■ EXERCISE BRIEF: Copy every line of the records below word for word, leaving out the pictures.
= = =
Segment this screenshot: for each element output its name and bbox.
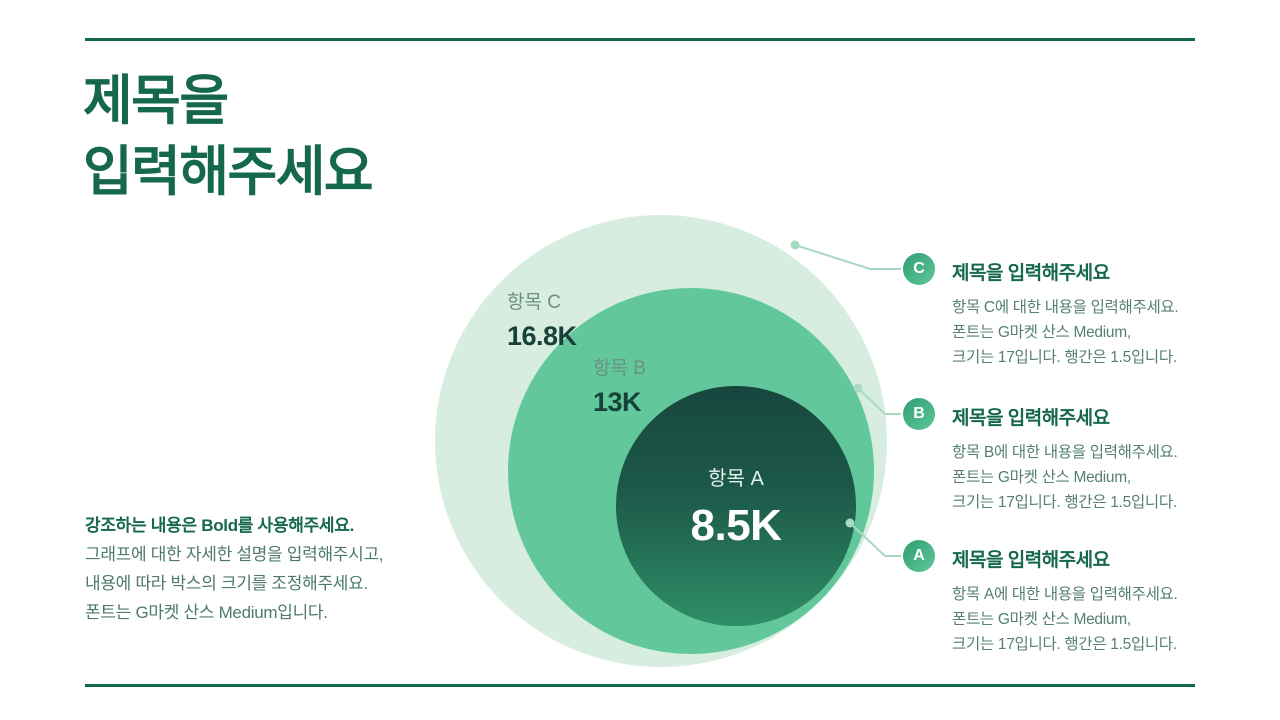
footnote-bold-line: 강조하는 내용은 Bold를 사용해주세요. [85,516,355,535]
callout-b-line2: 폰트는 G마켓 산스 Medium, [952,469,1131,486]
callout-b-title: 제목을 입력해주세요 [952,408,1110,429]
callout-a: A 제목을 입력해주세요 항목 A에 대한 내용을 입력해주세요. 폰트는 G마… [903,540,1203,657]
leader-line-c [794,244,901,270]
callout-a-line3: 크기는 17입니다. 행간은 1.5입니다. [952,636,1177,653]
chart-label-b-value: 13K [593,387,642,417]
page-title-line2: 입력해주세요 [83,142,374,203]
chart-label-b: 항목 B 13K [593,353,646,418]
footnote-line3: 폰트는 G마켓 산스 Medium입니다. [85,603,328,622]
callout-c-title: 제목을 입력해주세요 [952,263,1110,284]
chart-circle-a: 항목 A 8.5K [616,386,856,626]
callout-b-text: 항목 B에 대한 내용을 입력해주세요. 폰트는 G마켓 산스 Medium, … [952,440,1203,515]
callout-a-line1: 항목 A에 대한 내용을 입력해주세요. [952,586,1178,603]
chart-label-a-name: 항목 A [708,467,764,490]
callout-a-title: 제목을 입력해주세요 [952,550,1110,571]
callout-c-line2: 폰트는 G마켓 산스 Medium, [952,324,1131,341]
callout-b-line3: 크기는 17입니다. 행간은 1.5입니다. [952,494,1177,511]
chart-label-c-value: 16.8K [507,321,577,351]
callout-c: C 제목을 입력해주세요 항목 C에 대한 내용을 입력해주세요. 폰트는 G마… [903,253,1203,370]
chart-label-a-value: 8.5K [690,500,782,550]
bottom-divider [85,684,1195,687]
callout-c-body: 제목을 입력해주세요 항목 C에 대한 내용을 입력해주세요. 폰트는 G마켓 … [952,253,1203,370]
top-divider [85,38,1195,41]
callout-c-line3: 크기는 17입니다. 행간은 1.5입니다. [952,349,1177,366]
callout-b-line1: 항목 B에 대한 내용을 입력해주세요. [952,444,1178,461]
callout-a-text: 항목 A에 대한 내용을 입력해주세요. 폰트는 G마켓 산스 Medium, … [952,582,1203,657]
footnote-line1: 그래프에 대한 자세한 설명을 입력해주시고, [85,545,384,564]
badge-b: B [903,398,935,430]
page-title-line1: 제목을 [83,71,229,131]
callout-b-body: 제목을 입력해주세요 항목 B에 대한 내용을 입력해주세요. 폰트는 G마켓 … [952,398,1203,515]
badge-a: A [903,540,935,572]
callout-c-text: 항목 C에 대한 내용을 입력해주세요. 폰트는 G마켓 산스 Medium, … [952,295,1203,370]
footnote: 강조하는 내용은 Bold를 사용해주세요. 그래프에 대한 자세한 설명을 입… [85,511,384,627]
chart-label-c-name: 항목 C [507,292,561,313]
badge-c: C [903,253,935,285]
page-title: 제목을 입력해주세요 [83,66,374,209]
callout-c-line1: 항목 C에 대한 내용을 입력해주세요. [952,299,1179,316]
chart-label-c: 항목 C 16.8K [507,287,577,352]
chart-label-b-name: 항목 B [593,358,646,379]
leader-dot-c [790,240,800,250]
callout-a-body: 제목을 입력해주세요 항목 A에 대한 내용을 입력해주세요. 폰트는 G마켓 … [952,540,1203,657]
callout-b: B 제목을 입력해주세요 항목 B에 대한 내용을 입력해주세요. 폰트는 G마… [903,398,1203,515]
callout-a-line2: 폰트는 G마켓 산스 Medium, [952,611,1131,628]
footnote-line2: 내용에 따라 박스의 크기를 조정해주세요. [85,574,368,593]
= = =
■ CORRECT RESULT:
Segment this screenshot: for each element output its name and bbox.
footnote-bold-line: 강조하는 내용은 Bold를 사용해주세요. [85,516,355,535]
callout-b-line2: 폰트는 G마켓 산스 Medium, [952,469,1131,486]
callout-b-title: 제목을 입력해주세요 [952,408,1110,429]
callout-a: A 제목을 입력해주세요 항목 A에 대한 내용을 입력해주세요. 폰트는 G마… [903,540,1203,657]
leader-line-c [794,244,901,270]
callout-a-line3: 크기는 17입니다. 행간은 1.5입니다. [952,636,1177,653]
chart-label-b-value: 13K [593,387,642,417]
page-title-line2: 입력해주세요 [83,142,374,203]
chart-label-b: 항목 B 13K [593,353,646,418]
footnote-line3: 폰트는 G마켓 산스 Medium입니다. [85,603,328,622]
callout-c-title: 제목을 입력해주세요 [952,263,1110,284]
chart-circle-a: 항목 A 8.5K [616,386,856,626]
callout-b-text: 항목 B에 대한 내용을 입력해주세요. 폰트는 G마켓 산스 Medium, … [952,440,1203,515]
callout-a-line1: 항목 A에 대한 내용을 입력해주세요. [952,586,1178,603]
chart-label-a-name: 항목 A [708,467,764,490]
callout-a-title: 제목을 입력해주세요 [952,550,1110,571]
callout-c-line2: 폰트는 G마켓 산스 Medium, [952,324,1131,341]
callout-b-line3: 크기는 17입니다. 행간은 1.5입니다. [952,494,1177,511]
chart-label-c-value: 16.8K [507,321,577,351]
callout-c: C 제목을 입력해주세요 항목 C에 대한 내용을 입력해주세요. 폰트는 G마… [903,253,1203,370]
chart-label-a-value: 8.5K [690,500,782,550]
bottom-divider [85,684,1195,687]
callout-c-body: 제목을 입력해주세요 항목 C에 대한 내용을 입력해주세요. 폰트는 G마켓 … [952,253,1203,370]
top-divider [85,38,1195,41]
callout-c-line3: 크기는 17입니다. 행간은 1.5입니다. [952,349,1177,366]
callout-b-line1: 항목 B에 대한 내용을 입력해주세요. [952,444,1178,461]
callout-a-text: 항목 A에 대한 내용을 입력해주세요. 폰트는 G마켓 산스 Medium, … [952,582,1203,657]
footnote-line1: 그래프에 대한 자세한 설명을 입력해주시고, [85,545,384,564]
badge-b: B [903,398,935,430]
page-title-line1: 제목을 [83,71,229,131]
callout-b-body: 제목을 입력해주세요 항목 B에 대한 내용을 입력해주세요. 폰트는 G마켓 … [952,398,1203,515]
badge-a: A [903,540,935,572]
callout-c-text: 항목 C에 대한 내용을 입력해주세요. 폰트는 G마켓 산스 Medium, … [952,295,1203,370]
footnote: 강조하는 내용은 Bold를 사용해주세요. 그래프에 대한 자세한 설명을 입… [85,511,384,627]
chart-label-c-name: 항목 C [507,292,561,313]
badge-c: C [903,253,935,285]
page-title: 제목을 입력해주세요 [83,66,374,209]
callout-c-line1: 항목 C에 대한 내용을 입력해주세요. [952,299,1179,316]
chart-label-c: 항목 C 16.8K [507,287,577,352]
chart-label-b-name: 항목 B [593,358,646,379]
leader-dot-c [790,240,800,250]
callout-a-body: 제목을 입력해주세요 항목 A에 대한 내용을 입력해주세요. 폰트는 G마켓 … [952,540,1203,657]
callout-b: B 제목을 입력해주세요 항목 B에 대한 내용을 입력해주세요. 폰트는 G마… [903,398,1203,515]
callout-a-line2: 폰트는 G마켓 산스 Medium, [952,611,1131,628]
footnote-line2: 내용에 따라 박스의 크기를 조정해주세요. [85,574,368,593]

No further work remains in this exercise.